En anterior comentario, me referí a la costumbre —hoy casi perdida— de la comunicación a través de la escritura de misivas o cartas, las mismas que causan una gran alegría al enviarlas y aún más al recibirlas. Esta mañana, la rutina se hace presente y después del suculento desayuno, camino rumbo a la oficina no sin antes admirar el circular de los autos cuyos conductores, sin respetar el uno por uno, corren para no llegar tarde a sus labores. Ya en mi despacho, utilizo la red, ojeo las noticias más relevantes y reviso la correspondencia. Encuentro la segunda entrega de mi hermana Elvia y con comodidad me ocupo de disfrutar la lectura. El título es seductor, mi imaginación vuela, y con esa razón, con el permiso de ustedes, comparto el relato:

ODENSE

Pues resulta que el hombre que hizo las delicias de muchos niños —y de sus papás— nació en Dinamarca. El pueblo se llama Odense y el hombre Hans Christian Andersen.

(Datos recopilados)
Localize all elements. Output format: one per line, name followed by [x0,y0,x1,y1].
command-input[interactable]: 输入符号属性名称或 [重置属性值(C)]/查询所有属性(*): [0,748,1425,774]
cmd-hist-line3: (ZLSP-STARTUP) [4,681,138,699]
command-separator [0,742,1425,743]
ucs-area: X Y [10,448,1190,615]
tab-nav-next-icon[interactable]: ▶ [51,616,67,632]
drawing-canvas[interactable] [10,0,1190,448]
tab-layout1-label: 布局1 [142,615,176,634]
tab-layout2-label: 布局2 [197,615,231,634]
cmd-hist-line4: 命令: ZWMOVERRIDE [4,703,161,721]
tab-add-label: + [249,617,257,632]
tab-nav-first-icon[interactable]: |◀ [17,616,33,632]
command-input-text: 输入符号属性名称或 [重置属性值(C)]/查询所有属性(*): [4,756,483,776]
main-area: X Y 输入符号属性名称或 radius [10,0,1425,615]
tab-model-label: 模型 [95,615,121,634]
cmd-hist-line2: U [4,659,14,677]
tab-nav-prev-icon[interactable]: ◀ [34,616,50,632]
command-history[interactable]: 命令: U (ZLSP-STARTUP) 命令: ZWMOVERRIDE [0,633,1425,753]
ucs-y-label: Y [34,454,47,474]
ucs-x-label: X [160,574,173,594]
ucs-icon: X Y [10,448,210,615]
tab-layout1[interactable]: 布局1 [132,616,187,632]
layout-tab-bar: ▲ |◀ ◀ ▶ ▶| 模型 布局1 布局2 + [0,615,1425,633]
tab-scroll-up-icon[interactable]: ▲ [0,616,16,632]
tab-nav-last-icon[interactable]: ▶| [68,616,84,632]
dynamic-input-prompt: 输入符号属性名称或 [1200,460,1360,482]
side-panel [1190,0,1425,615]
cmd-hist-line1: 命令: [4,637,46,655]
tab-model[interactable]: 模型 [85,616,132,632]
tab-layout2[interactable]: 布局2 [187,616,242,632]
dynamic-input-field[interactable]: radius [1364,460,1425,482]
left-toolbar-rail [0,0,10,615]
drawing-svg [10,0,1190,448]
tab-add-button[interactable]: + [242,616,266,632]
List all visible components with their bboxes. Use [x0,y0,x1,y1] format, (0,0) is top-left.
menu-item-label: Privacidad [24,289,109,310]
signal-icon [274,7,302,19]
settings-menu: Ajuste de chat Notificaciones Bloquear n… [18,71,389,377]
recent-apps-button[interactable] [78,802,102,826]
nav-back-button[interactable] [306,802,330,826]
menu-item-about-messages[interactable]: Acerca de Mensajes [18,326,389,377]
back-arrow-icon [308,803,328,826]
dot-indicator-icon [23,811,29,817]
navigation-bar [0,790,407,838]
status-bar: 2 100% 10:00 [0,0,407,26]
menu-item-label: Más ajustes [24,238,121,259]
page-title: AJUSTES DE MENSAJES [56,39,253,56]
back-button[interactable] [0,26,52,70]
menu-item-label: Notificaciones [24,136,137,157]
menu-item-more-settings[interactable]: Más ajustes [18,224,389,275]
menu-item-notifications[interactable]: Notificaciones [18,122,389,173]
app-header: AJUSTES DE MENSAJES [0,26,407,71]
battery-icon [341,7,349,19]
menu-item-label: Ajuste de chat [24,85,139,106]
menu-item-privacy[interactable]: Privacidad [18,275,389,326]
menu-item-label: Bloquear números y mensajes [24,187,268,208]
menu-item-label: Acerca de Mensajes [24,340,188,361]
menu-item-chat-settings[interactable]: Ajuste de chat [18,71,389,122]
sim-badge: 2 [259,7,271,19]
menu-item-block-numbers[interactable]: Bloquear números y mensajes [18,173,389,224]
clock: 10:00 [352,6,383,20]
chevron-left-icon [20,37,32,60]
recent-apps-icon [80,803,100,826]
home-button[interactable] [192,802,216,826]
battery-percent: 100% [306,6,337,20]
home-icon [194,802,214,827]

→ Tareas por realizar:
1. Reescribe el pasaje del texto de la página que empieza en "Pues resulta que" y acaba en "Hans Christian Andersen.", poniendo "Suecia" en lugar de "Dinamarca".
2. Por favor, enumera las tres acciones que, según el texto de la página, realiza quien escribe al llegar a su despacho, en la oración que comienza con "Ya en mi despacho".
3. Contesta estas preguntas a partir del texto de la página:
(a) ¿A qué costumbre, hoy casi perdida, se refirió quien escribe en un comentario anterior?
(b) ¿Quién envió la segunda entrega que encuentra al revisar la correspondencia?
(c) ¿En qué país y en qué pueblo nació Hans Christian Andersen?

→ Lista de soluciones:
1.
Pues resulta que el hombre que hizo las delicias de muchos niños —y de sus papás— nació en Suecia. El pueblo se llama Odense y el hombre Hans Christian Andersen.

2.
- Utiliza la red.
- Ojea las noticias más relevantes.
- Revisa la correspondencia.

3.
(a) A la comunicación a través de la escritura de misivas o cartas.
(b) Su hermana Elvia.
(c) En Dinamarca, en el pueblo de Odense.